◆ **WHAT IS ASKED**
Work out the number of lines with the word "image" in the material below, then reply with that number only.

◆ **RECORDS PROVIDED**
= = = =

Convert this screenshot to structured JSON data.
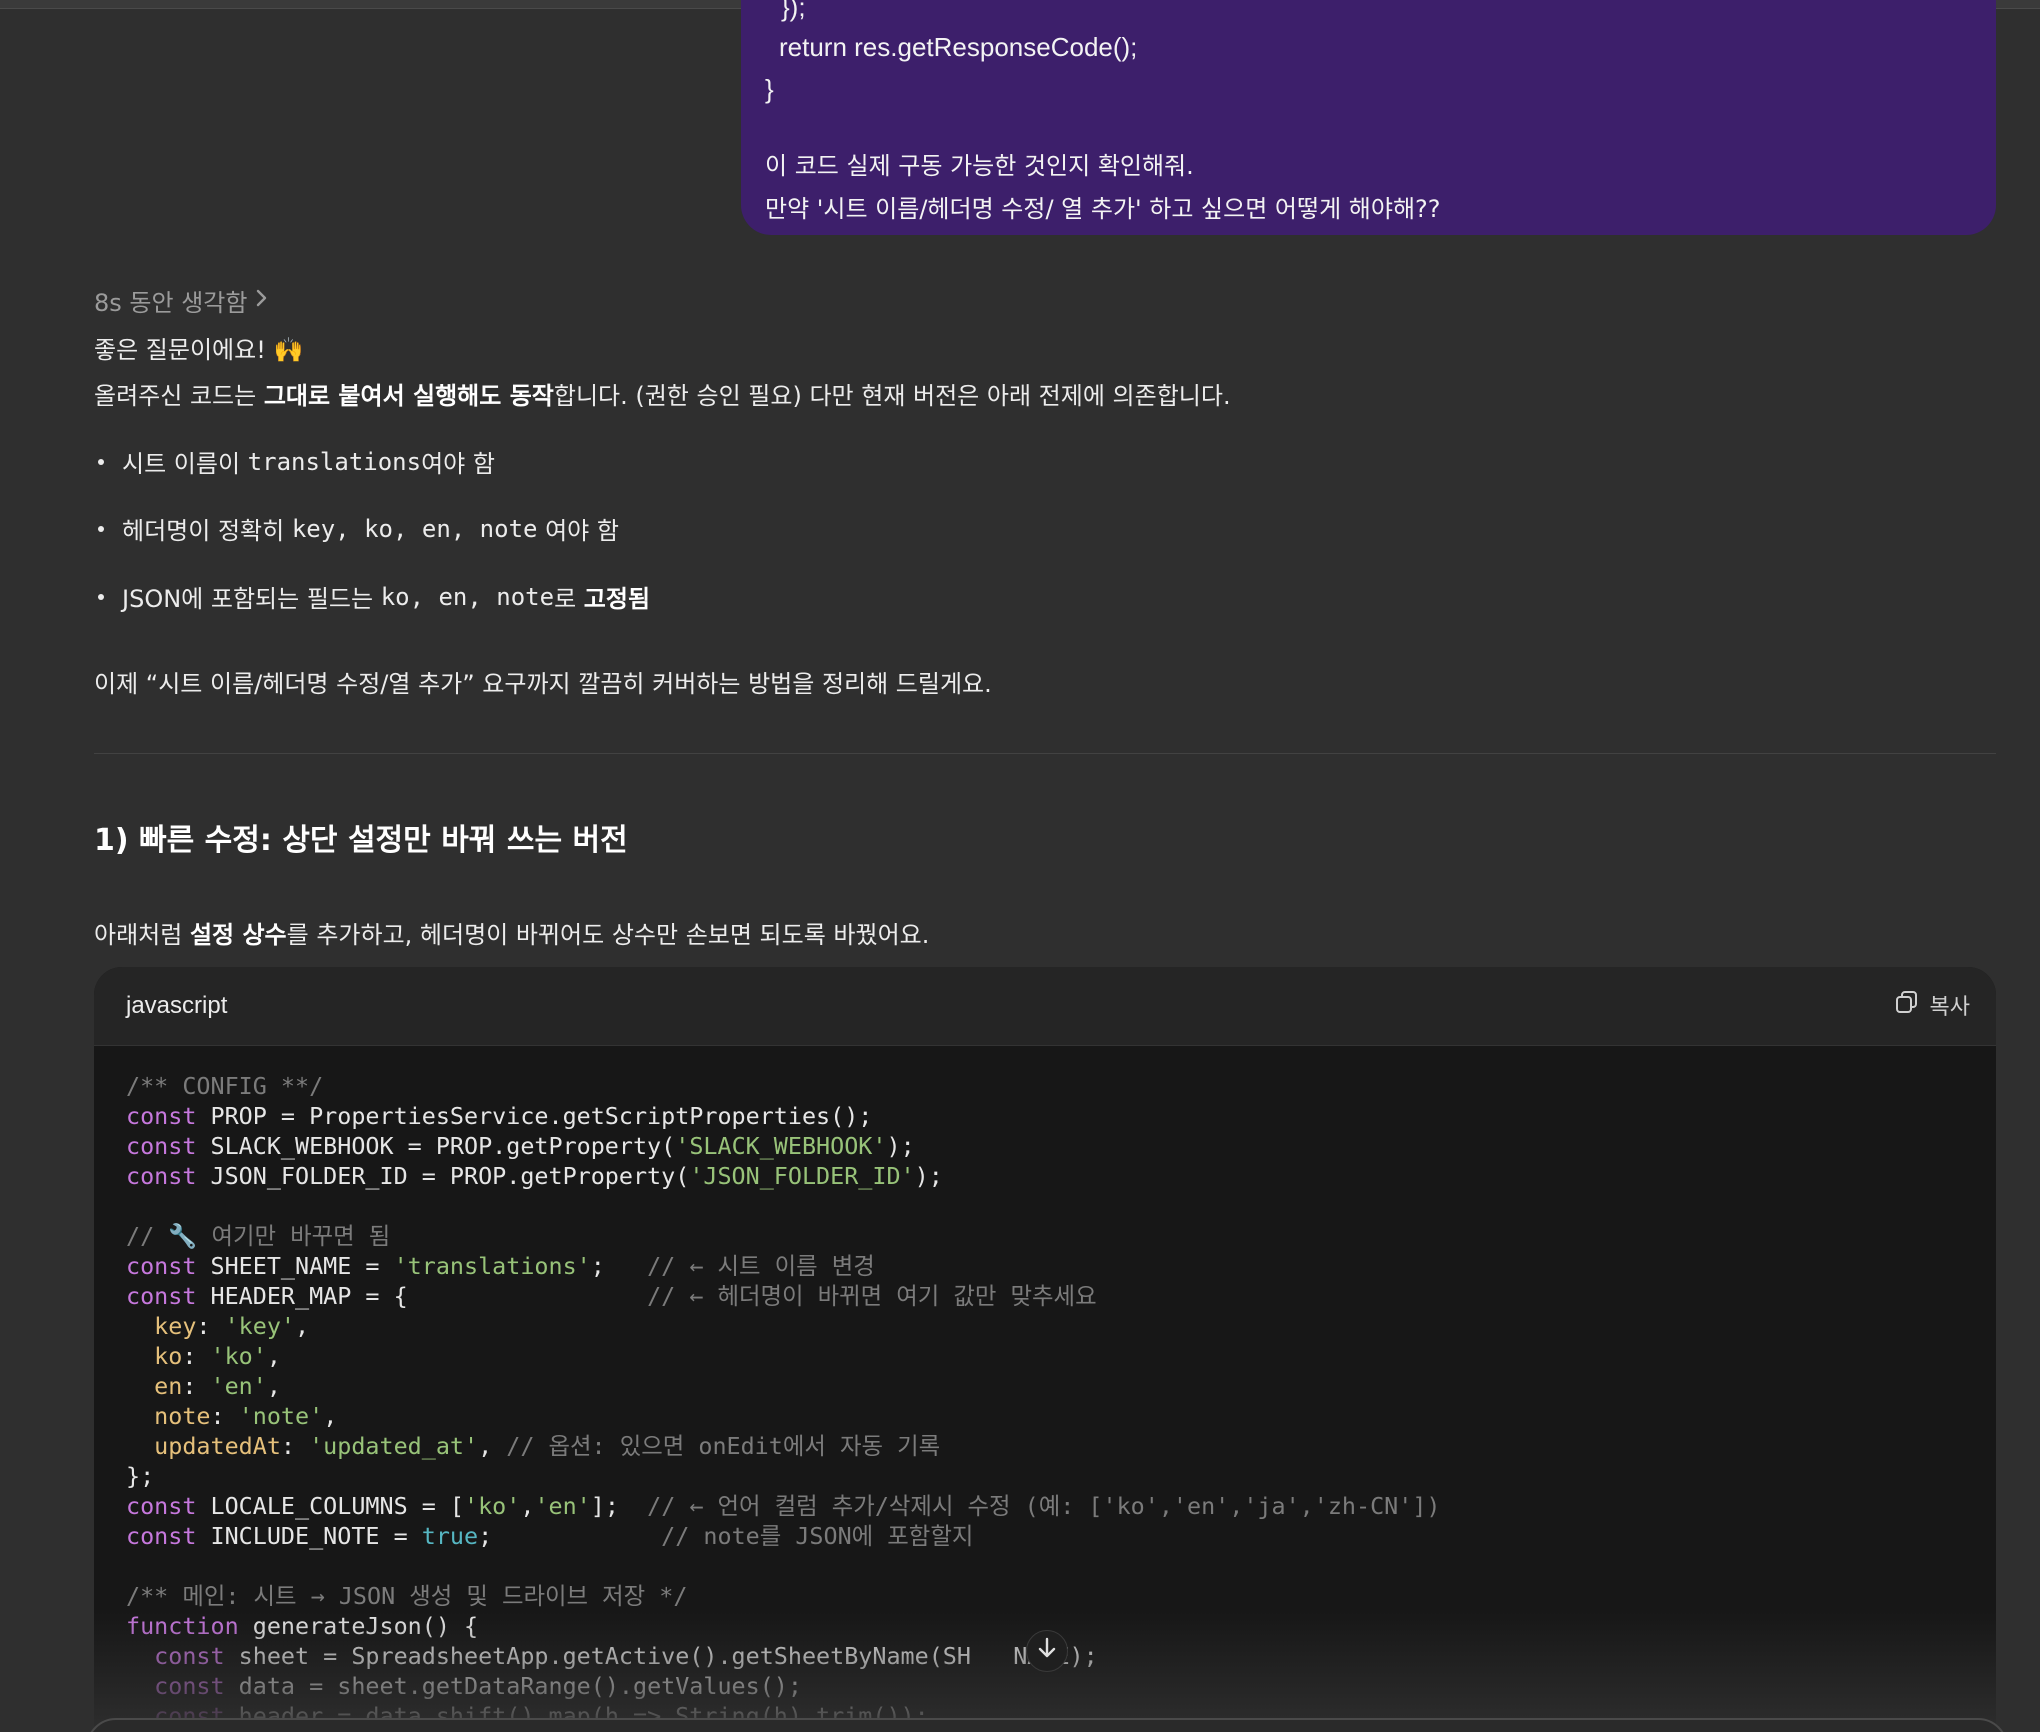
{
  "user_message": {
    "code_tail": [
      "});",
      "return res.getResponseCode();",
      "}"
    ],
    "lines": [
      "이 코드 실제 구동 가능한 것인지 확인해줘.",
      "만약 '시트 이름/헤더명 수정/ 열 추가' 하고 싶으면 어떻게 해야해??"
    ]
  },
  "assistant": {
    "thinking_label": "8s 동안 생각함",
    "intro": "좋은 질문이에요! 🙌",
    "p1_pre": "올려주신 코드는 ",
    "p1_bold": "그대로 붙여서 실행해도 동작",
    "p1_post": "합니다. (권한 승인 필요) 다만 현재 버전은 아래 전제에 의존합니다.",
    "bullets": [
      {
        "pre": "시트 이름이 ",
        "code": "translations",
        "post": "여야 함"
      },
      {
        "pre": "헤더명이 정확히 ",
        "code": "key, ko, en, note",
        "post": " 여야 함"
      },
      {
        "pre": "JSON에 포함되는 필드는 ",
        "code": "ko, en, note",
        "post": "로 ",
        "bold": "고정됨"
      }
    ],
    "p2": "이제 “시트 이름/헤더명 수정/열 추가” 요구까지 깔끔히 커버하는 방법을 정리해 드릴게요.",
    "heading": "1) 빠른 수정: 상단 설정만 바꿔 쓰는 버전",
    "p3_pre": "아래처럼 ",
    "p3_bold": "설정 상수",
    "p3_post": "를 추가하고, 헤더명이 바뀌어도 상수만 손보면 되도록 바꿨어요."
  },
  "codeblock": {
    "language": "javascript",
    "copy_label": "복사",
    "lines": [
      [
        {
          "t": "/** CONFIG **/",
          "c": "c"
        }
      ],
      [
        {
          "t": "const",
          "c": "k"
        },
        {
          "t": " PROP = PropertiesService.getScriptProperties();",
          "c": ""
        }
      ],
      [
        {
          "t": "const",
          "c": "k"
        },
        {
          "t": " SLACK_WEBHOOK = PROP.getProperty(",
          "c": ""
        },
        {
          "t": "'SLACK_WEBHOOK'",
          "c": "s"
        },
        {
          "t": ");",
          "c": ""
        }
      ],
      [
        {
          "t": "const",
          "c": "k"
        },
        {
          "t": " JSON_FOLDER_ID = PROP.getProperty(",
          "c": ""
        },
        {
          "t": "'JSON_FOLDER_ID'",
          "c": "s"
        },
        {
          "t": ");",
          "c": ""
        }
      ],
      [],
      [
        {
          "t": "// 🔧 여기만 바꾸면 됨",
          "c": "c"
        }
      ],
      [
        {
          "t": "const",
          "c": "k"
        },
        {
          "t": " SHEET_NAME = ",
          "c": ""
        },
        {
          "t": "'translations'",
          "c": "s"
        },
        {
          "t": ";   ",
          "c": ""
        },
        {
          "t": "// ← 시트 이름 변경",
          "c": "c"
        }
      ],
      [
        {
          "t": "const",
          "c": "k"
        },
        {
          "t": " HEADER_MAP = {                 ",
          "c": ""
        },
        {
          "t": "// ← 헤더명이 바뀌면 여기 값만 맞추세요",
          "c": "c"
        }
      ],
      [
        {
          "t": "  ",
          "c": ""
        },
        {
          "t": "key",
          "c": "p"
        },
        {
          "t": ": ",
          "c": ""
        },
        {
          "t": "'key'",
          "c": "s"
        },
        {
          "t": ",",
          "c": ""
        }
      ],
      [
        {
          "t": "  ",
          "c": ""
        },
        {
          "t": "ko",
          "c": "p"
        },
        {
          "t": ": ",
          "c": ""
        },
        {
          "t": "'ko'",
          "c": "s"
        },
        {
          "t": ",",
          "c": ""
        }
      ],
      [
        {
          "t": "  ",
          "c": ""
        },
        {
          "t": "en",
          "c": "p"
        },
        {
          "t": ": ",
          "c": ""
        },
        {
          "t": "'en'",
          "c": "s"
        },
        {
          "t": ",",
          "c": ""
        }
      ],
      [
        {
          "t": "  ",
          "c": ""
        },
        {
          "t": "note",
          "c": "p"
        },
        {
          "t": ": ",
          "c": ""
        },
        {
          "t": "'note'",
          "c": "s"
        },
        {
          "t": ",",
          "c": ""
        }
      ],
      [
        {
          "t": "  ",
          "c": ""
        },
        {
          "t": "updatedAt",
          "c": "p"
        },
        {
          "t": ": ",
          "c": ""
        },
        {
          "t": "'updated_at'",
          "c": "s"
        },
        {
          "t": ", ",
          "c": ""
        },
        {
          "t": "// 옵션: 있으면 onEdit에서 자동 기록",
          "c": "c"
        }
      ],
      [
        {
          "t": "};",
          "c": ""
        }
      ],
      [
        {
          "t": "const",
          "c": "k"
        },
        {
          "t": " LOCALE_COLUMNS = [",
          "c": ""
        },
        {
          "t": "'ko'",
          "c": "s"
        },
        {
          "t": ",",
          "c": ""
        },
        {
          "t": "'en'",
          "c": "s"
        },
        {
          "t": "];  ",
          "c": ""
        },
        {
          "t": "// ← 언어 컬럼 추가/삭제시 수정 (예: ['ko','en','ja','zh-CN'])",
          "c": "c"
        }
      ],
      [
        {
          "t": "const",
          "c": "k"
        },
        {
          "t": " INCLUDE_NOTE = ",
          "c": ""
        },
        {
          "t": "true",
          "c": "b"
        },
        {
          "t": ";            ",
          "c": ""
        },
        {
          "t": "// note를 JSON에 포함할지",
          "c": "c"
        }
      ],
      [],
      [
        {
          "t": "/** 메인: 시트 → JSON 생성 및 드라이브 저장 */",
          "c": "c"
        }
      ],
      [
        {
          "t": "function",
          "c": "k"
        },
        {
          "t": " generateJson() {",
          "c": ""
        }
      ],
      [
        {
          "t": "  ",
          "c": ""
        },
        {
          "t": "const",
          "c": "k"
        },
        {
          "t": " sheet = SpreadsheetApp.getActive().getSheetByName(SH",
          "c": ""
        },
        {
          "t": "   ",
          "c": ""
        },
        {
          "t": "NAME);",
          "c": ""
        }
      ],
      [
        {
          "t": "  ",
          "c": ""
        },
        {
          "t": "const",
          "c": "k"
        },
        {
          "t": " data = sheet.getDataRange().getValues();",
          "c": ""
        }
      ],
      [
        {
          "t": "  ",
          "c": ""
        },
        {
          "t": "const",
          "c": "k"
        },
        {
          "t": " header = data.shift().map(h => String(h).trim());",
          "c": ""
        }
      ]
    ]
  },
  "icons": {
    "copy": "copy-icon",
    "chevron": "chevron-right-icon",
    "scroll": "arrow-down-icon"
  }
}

= = = =

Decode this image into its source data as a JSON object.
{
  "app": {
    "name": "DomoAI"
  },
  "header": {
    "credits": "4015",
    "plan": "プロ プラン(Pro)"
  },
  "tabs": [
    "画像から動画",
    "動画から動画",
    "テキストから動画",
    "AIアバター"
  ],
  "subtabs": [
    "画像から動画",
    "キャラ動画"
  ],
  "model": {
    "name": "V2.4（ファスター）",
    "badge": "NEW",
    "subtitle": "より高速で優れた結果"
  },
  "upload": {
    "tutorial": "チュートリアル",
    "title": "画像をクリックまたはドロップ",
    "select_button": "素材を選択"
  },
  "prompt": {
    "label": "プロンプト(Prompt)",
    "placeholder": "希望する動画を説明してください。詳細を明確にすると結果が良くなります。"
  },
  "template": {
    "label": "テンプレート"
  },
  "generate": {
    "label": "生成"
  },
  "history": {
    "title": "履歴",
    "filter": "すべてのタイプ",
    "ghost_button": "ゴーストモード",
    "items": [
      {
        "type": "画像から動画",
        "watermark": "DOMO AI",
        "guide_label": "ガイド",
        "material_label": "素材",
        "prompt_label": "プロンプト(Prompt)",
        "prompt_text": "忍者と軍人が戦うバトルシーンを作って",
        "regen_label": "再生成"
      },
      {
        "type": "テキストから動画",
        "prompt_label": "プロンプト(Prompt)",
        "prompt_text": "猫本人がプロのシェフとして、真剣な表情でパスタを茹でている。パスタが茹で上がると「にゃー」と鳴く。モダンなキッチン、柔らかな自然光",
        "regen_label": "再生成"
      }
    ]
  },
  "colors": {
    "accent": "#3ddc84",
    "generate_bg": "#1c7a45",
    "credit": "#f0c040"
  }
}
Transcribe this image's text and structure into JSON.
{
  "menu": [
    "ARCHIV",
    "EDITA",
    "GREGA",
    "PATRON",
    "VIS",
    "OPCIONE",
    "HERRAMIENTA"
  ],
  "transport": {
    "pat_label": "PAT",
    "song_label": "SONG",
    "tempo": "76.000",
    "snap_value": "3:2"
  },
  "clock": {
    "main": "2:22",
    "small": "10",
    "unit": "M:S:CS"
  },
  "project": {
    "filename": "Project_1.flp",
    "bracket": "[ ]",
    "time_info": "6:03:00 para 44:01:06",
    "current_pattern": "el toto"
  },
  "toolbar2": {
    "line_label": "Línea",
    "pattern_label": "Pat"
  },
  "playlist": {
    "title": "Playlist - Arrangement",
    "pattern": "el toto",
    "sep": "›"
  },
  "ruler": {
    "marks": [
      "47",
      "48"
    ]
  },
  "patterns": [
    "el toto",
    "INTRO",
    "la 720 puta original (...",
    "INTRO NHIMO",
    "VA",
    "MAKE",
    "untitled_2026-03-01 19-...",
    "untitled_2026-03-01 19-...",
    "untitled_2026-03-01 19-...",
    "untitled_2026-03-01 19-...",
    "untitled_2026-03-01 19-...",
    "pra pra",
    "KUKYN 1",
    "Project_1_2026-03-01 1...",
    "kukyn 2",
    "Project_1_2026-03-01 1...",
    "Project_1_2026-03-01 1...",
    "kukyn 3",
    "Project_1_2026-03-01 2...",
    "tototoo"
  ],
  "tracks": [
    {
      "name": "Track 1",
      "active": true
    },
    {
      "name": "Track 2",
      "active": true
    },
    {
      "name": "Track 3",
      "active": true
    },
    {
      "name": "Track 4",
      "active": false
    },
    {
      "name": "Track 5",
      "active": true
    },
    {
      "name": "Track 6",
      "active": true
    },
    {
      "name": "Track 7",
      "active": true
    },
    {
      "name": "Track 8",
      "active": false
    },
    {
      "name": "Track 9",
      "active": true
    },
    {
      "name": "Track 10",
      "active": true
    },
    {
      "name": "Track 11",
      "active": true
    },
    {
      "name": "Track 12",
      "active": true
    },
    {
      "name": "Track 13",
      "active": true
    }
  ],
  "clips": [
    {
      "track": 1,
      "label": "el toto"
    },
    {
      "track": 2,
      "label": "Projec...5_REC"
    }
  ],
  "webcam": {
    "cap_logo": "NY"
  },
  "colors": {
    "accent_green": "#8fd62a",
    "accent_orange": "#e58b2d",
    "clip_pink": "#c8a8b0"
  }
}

= = = =

◆ **ANSWER FOR THE TASK**
2